# What you have to do:
Wherever "this" appears in a line, copy that line.
## begin Extracted entries
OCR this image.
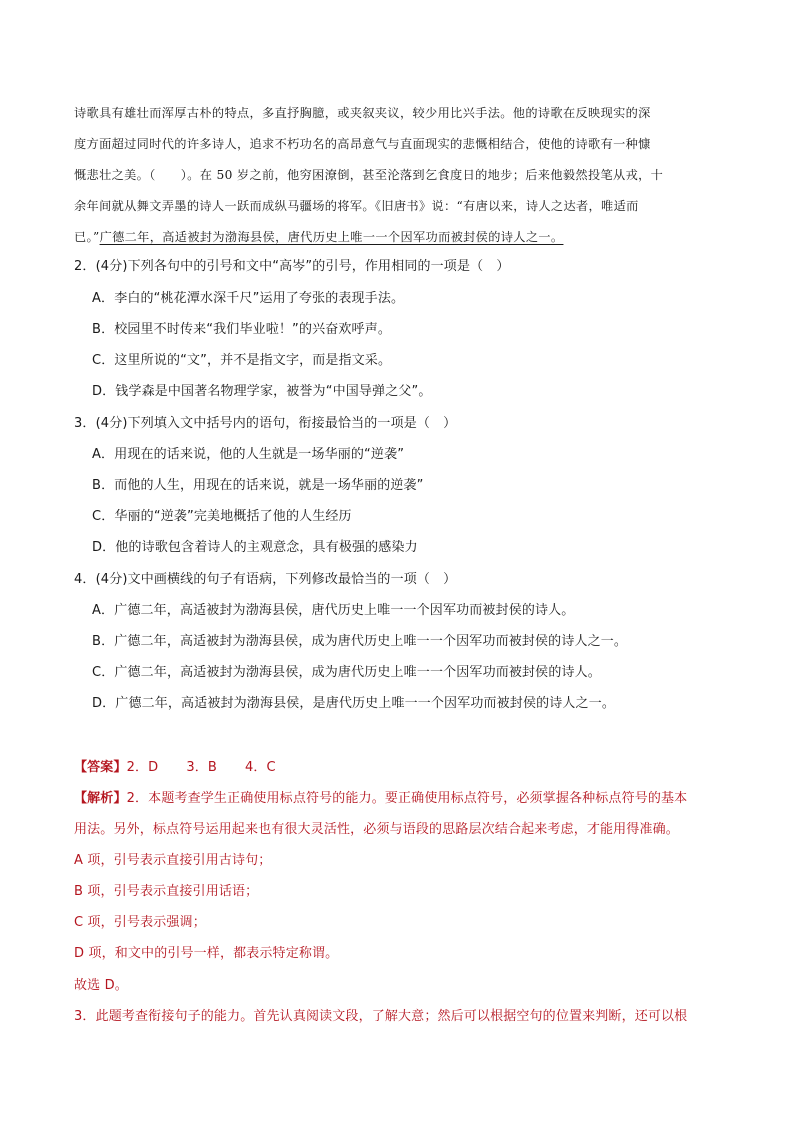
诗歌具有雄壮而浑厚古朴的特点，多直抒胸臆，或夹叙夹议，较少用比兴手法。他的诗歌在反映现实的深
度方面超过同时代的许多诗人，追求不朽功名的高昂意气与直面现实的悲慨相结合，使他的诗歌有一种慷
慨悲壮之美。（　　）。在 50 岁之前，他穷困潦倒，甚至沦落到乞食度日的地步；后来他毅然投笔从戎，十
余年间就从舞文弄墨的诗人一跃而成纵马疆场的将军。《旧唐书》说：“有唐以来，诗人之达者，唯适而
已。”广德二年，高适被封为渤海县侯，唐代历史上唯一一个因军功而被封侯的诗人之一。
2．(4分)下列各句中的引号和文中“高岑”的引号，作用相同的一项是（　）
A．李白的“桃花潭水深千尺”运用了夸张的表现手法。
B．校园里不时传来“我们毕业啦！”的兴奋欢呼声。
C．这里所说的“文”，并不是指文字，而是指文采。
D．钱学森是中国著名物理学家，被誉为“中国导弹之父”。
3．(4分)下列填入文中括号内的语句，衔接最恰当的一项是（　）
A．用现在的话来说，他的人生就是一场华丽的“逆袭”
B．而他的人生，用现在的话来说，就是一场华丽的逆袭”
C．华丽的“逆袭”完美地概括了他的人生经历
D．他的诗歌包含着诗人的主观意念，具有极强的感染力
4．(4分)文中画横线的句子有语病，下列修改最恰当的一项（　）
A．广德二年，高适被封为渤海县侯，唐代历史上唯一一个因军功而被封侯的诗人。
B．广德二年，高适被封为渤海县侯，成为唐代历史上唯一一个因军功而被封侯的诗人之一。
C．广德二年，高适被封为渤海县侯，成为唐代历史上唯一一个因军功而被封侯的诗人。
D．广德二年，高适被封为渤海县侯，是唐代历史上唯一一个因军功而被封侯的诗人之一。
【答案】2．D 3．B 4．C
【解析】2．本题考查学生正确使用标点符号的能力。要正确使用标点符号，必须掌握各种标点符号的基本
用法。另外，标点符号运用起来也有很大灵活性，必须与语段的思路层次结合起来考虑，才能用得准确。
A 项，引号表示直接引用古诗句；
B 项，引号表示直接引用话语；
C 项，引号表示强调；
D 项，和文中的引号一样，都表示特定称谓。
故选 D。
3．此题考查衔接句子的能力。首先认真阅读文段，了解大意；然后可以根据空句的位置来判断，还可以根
## end Extracted entries
## begin Extracted entries
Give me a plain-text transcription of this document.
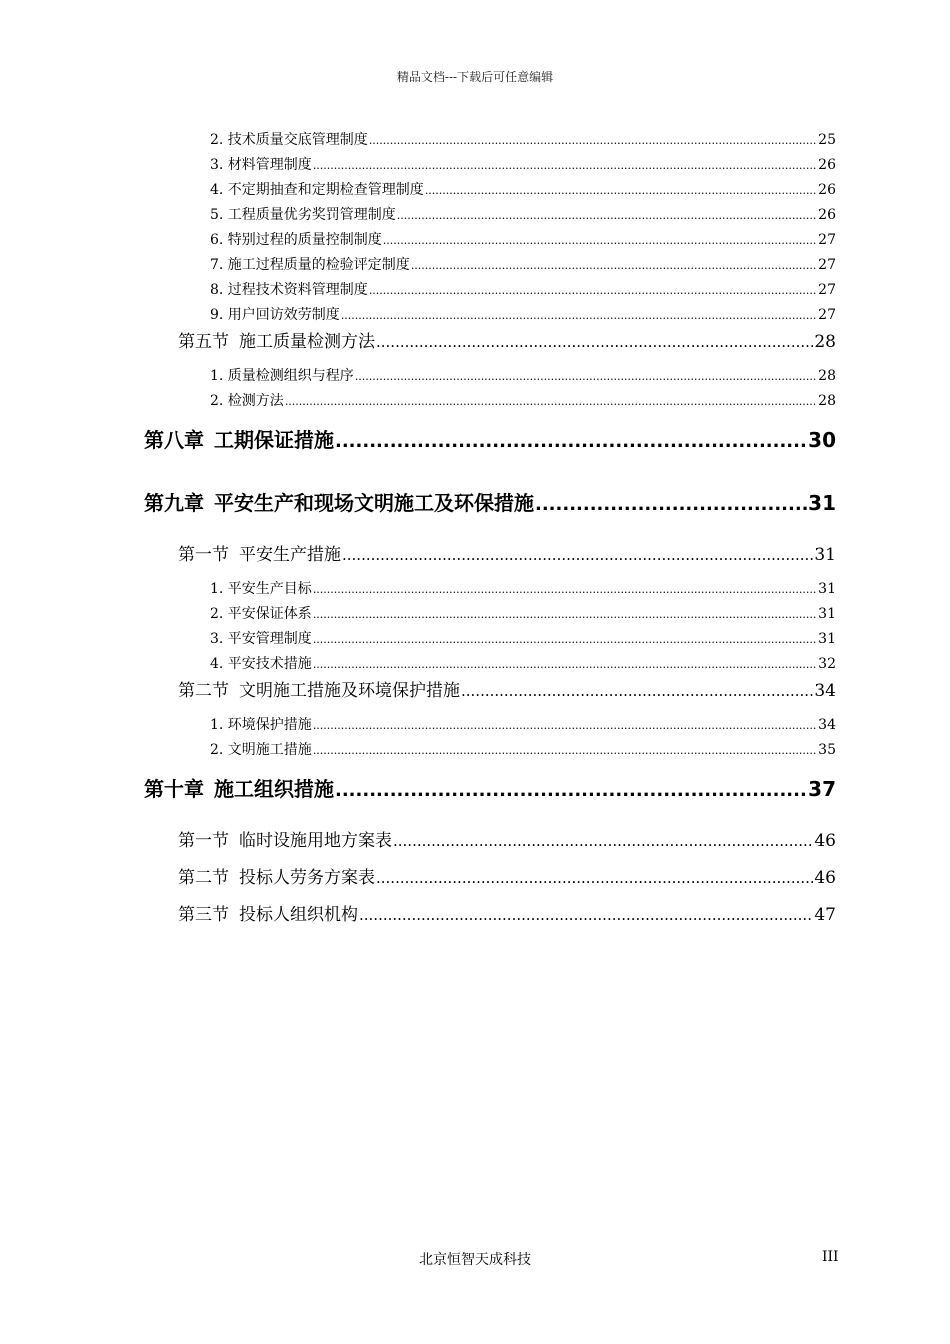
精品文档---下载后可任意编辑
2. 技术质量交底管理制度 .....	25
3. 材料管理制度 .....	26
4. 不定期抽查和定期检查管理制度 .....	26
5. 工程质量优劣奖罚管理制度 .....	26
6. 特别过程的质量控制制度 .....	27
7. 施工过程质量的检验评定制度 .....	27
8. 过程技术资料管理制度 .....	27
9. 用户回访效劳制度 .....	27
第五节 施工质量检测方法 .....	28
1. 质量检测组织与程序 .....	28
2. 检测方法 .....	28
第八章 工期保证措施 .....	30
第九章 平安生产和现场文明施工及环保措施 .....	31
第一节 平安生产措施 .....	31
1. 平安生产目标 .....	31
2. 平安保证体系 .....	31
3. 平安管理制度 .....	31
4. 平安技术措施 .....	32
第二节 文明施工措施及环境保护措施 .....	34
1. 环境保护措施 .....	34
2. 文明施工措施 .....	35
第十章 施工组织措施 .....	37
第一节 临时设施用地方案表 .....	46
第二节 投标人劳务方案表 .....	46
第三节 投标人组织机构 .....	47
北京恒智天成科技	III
## end Extracted entries
# Reply to the exercise:
OCR this image.
Give me a plain-text transcription of this document.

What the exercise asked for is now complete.